[Data listing]
###

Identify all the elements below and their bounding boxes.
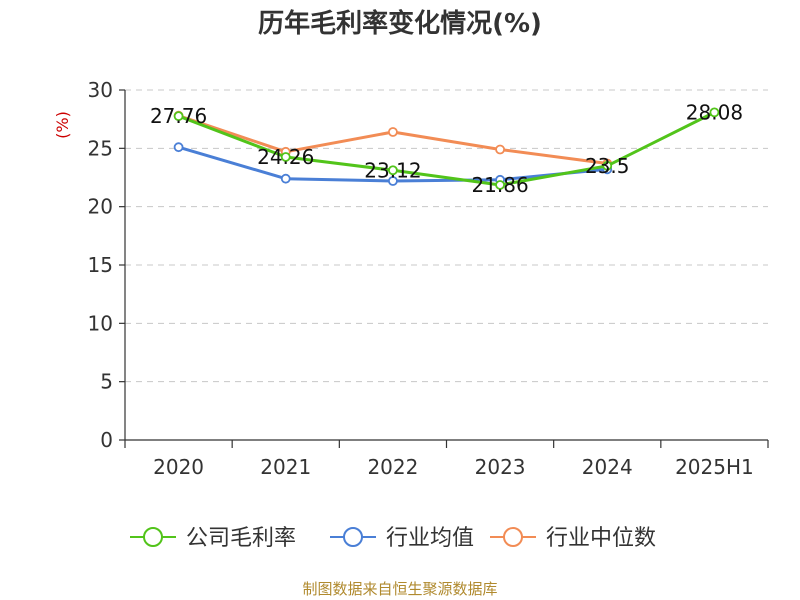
x-tick-label: 2023 bbox=[475, 455, 526, 479]
x-tick-label: 2022 bbox=[367, 455, 418, 479]
y-tick-label: 30 bbox=[88, 78, 113, 102]
data-point bbox=[495, 180, 505, 190]
y-axis-unit: (%) bbox=[53, 111, 72, 139]
x-tick-label: 2024 bbox=[582, 455, 633, 479]
data-point bbox=[495, 144, 505, 155]
data-label: 23.5 bbox=[585, 154, 630, 178]
data-point bbox=[388, 176, 398, 186]
y-tick-label: 25 bbox=[88, 136, 113, 160]
data-point bbox=[388, 165, 398, 176]
axes: 0 5 10 15 20 25 30 2020 2021 2022 2023 2024 2025H1 bbox=[88, 78, 769, 479]
data-point bbox=[388, 127, 398, 137]
x-tick-label: 2021 bbox=[260, 455, 311, 479]
legend-label: 行业均值 bbox=[386, 526, 474, 551]
legend-marker-circle bbox=[143, 527, 163, 547]
data-point bbox=[173, 111, 184, 122]
source-note: 制图数据来自恒生聚源数据库 bbox=[302, 580, 497, 598]
y-tick-label: 0 bbox=[100, 428, 113, 452]
data-label: 21.86 bbox=[471, 173, 528, 197]
data-labels: 27.76 24.26 23.12 21.86 23.5 28.08 bbox=[150, 100, 743, 197]
data-point bbox=[280, 173, 291, 184]
chart-title: 历年毛利率变化情况(%) bbox=[258, 8, 542, 39]
legend-label: 行业中位数 bbox=[546, 526, 656, 551]
x-tick-label: 2025H1 bbox=[675, 455, 754, 479]
data-point bbox=[709, 107, 720, 118]
data-label: 28.08 bbox=[686, 100, 743, 124]
x-tick-label: 2020 bbox=[153, 455, 204, 479]
legend: 公司毛利率 行业均值 行业中位数 bbox=[130, 526, 656, 551]
data-label: 23.12 bbox=[364, 158, 421, 182]
legend-label: 公司毛利率 bbox=[186, 526, 296, 551]
legend-marker-circle bbox=[503, 527, 523, 547]
series-lines bbox=[173, 107, 720, 190]
y-tick-label: 20 bbox=[88, 195, 113, 219]
y-tick-label: 15 bbox=[88, 253, 113, 277]
y-tick-label: 5 bbox=[100, 370, 113, 394]
data-label: 24.26 bbox=[257, 145, 314, 169]
data-label: 27.76 bbox=[150, 104, 207, 128]
legend-marker-circle bbox=[343, 527, 363, 547]
series-line bbox=[178, 111, 716, 187]
data-point bbox=[173, 142, 184, 153]
data-point bbox=[280, 152, 291, 162]
data-point bbox=[602, 160, 613, 171]
y-tick-label: 10 bbox=[88, 311, 113, 335]
grid-lines bbox=[125, 89, 768, 383]
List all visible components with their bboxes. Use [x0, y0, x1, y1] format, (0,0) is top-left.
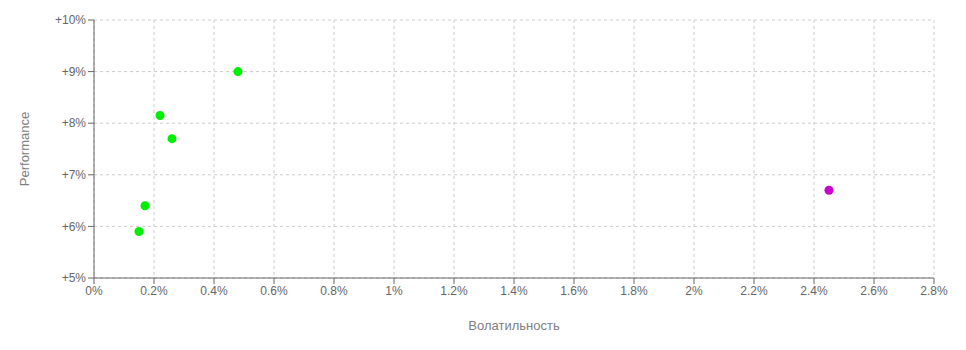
svg-text:0%: 0%: [85, 284, 103, 298]
svg-text:1.8%: 1.8%: [620, 284, 648, 298]
svg-text:+10%: +10%: [55, 13, 86, 27]
svg-text:0.2%: 0.2%: [140, 284, 168, 298]
svg-text:+5%: +5%: [62, 271, 87, 285]
svg-text:2.8%: 2.8%: [920, 284, 948, 298]
svg-text:+9%: +9%: [62, 65, 87, 79]
svg-text:2.6%: 2.6%: [860, 284, 888, 298]
svg-text:+6%: +6%: [62, 220, 87, 234]
svg-text:Волатильность: Волатильность: [468, 318, 560, 333]
svg-text:1.6%: 1.6%: [560, 284, 588, 298]
svg-text:1%: 1%: [385, 284, 403, 298]
svg-text:+8%: +8%: [62, 116, 87, 130]
svg-text:+7%: +7%: [62, 168, 87, 182]
svg-text:0.4%: 0.4%: [200, 284, 228, 298]
svg-text:2.4%: 2.4%: [800, 284, 828, 298]
svg-text:Performance: Performance: [17, 112, 32, 186]
svg-text:1.4%: 1.4%: [500, 284, 528, 298]
svg-text:2%: 2%: [685, 284, 703, 298]
svg-text:2.2%: 2.2%: [740, 284, 768, 298]
svg-text:0.8%: 0.8%: [320, 284, 348, 298]
svg-text:0.6%: 0.6%: [260, 284, 288, 298]
svg-text:1.2%: 1.2%: [440, 284, 468, 298]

###

SET TASK: Output every line of the entries above as a JSON list of strings, one string per line, leaving out blank lines and the pictures.

REPLY TO THE TASK:
[
  "Identify all the elements below and their bounding boxes.",
  "x-tick-label: 2023 bbox=[475, 455, 526, 479]",
  "x-tick-label: 2022 bbox=[367, 455, 418, 479]",
  "y-tick-label: 30 bbox=[88, 78, 113, 102]",
  "data-point bbox=[495, 180, 505, 190]",
  "y-axis-unit: (%) bbox=[53, 111, 72, 139]",
  "x-tick-label: 2024 bbox=[582, 455, 633, 479]",
  "data-point bbox=[495, 144, 505, 155]",
  "data-label: 23.5 bbox=[585, 154, 630, 178]",
  "data-point bbox=[388, 176, 398, 186]",
  "y-tick-label: 25 bbox=[88, 136, 113, 160]",
  "data-point bbox=[388, 165, 398, 176]",
  "axes: 0 5 10 15 20 25 30 2020 2021 2022 2023 2024 2025H1 bbox=[88, 78, 769, 479]",
  "data-point bbox=[388, 127, 398, 137]",
  "x-tick-label: 2021 bbox=[260, 455, 311, 479]",
  "legend-label: 行业均值 bbox=[386, 526, 474, 551]",
  "legend-marker-circle bbox=[143, 527, 163, 547]",
  "data-point bbox=[173, 111, 184, 122]",
  "source-note: 制图数据来自恒生聚源数据库 bbox=[302, 580, 497, 598]",
  "y-tick-label: 0 bbox=[100, 428, 113, 452]",
  "data-label: 21.86 bbox=[471, 173, 528, 197]",
  "data-labels: 27.76 24.26 23.12 21.86 23.5 28.08 bbox=[150, 100, 743, 197]",
  "data-point bbox=[280, 173, 291, 184]",
  "chart-title: 历年毛利率变化情况(%) bbox=[258, 8, 542, 39]",
  "legend-label: 行业中位数 bbox=[546, 526, 656, 551]",
  "x-tick-label: 2025H1 bbox=[675, 455, 754, 479]",
  "data-point bbox=[709, 107, 720, 118]",
  "data-label: 28.08 bbox=[686, 100, 743, 124]",
  "x-tick-label: 2020 bbox=[153, 455, 204, 479]",
  "legend: 公司毛利率 行业均值 行业中位数 bbox=[130, 526, 656, 551]",
  "data-label: 23.12 bbox=[364, 158, 421, 182]",
  "legend-label: 公司毛利率 bbox=[186, 526, 296, 551]",
  "legend-marker-circle bbox=[503, 527, 523, 547]",
  "series-lines bbox=[173, 107, 720, 190]",
  "y-tick-label: 20 bbox=[88, 195, 113, 219]",
  "y-tick-label: 15 bbox=[88, 253, 113, 277]",
  "y-tick-label: 5 bbox=[100, 370, 113, 394]",
  "data-label: 24.26 bbox=[257, 145, 314, 169]",
  "data-label: 27.76 bbox=[150, 104, 207, 128]",
  "legend-marker-circle bbox=[343, 527, 363, 547]",
  "series-line bbox=[178, 111, 716, 187]",
  "data-point bbox=[173, 142, 184, 153]",
  "data-point bbox=[280, 152, 291, 162]",
  "data-point bbox=[602, 160, 613, 171]",
  "y-tick-label: 10 bbox=[88, 311, 113, 335]",
  "grid-lines bbox=[125, 89, 768, 383]",
  "List all visible components with their bboxes. Use [x0, y0, x1, y1] format, (0,0) is top-left.",
  "svg-text:0%: 0%: [85, 284, 103, 298]",
  "svg-text:1.8%: 1.8%: [620, 284, 648, 298]",
  "svg-text:+10%: +10%: [55, 13, 86, 27]",
  "svg-text:0.2%: 0.2%: [140, 284, 168, 298]",
  "svg-text:+5%: +5%: [62, 271, 87, 285]",
  "svg-text:2.8%: 2.8%: [920, 284, 948, 298]",
  "svg-text:+9%: +9%: [62, 65, 87, 79]",
  "svg-text:2.6%: 2.6%: [860, 284, 888, 298]",
  "svg-text:+6%: +6%: [62, 220, 87, 234]",
  "svg-text:Волатильность: Волатильность: [468, 318, 560, 333]",
  "svg-text:1.6%: 1.6%: [560, 284, 588, 298]",
  "svg-text:1%: 1%: [385, 284, 403, 298]",
  "svg-text:+8%: +8%: [62, 116, 87, 130]",
  "svg-text:+7%: +7%: [62, 168, 87, 182]",
  "svg-text:0.4%: 0.4%: [200, 284, 228, 298]",
  "svg-text:2.4%: 2.4%: [800, 284, 828, 298]",
  "svg-text:Performance: Performance: [17, 112, 32, 186]",
  "svg-text:1.4%: 1.4%: [500, 284, 528, 298]",
  "svg-text:2%: 2%: [685, 284, 703, 298]",
  "svg-text:2.2%: 2.2%: [740, 284, 768, 298]",
  "svg-text:0.8%: 0.8%: [320, 284, 348, 298]",
  "svg-text:0.6%: 0.6%: [260, 284, 288, 298]",
  "svg-text:1.2%: 1.2%: [440, 284, 468, 298]"
]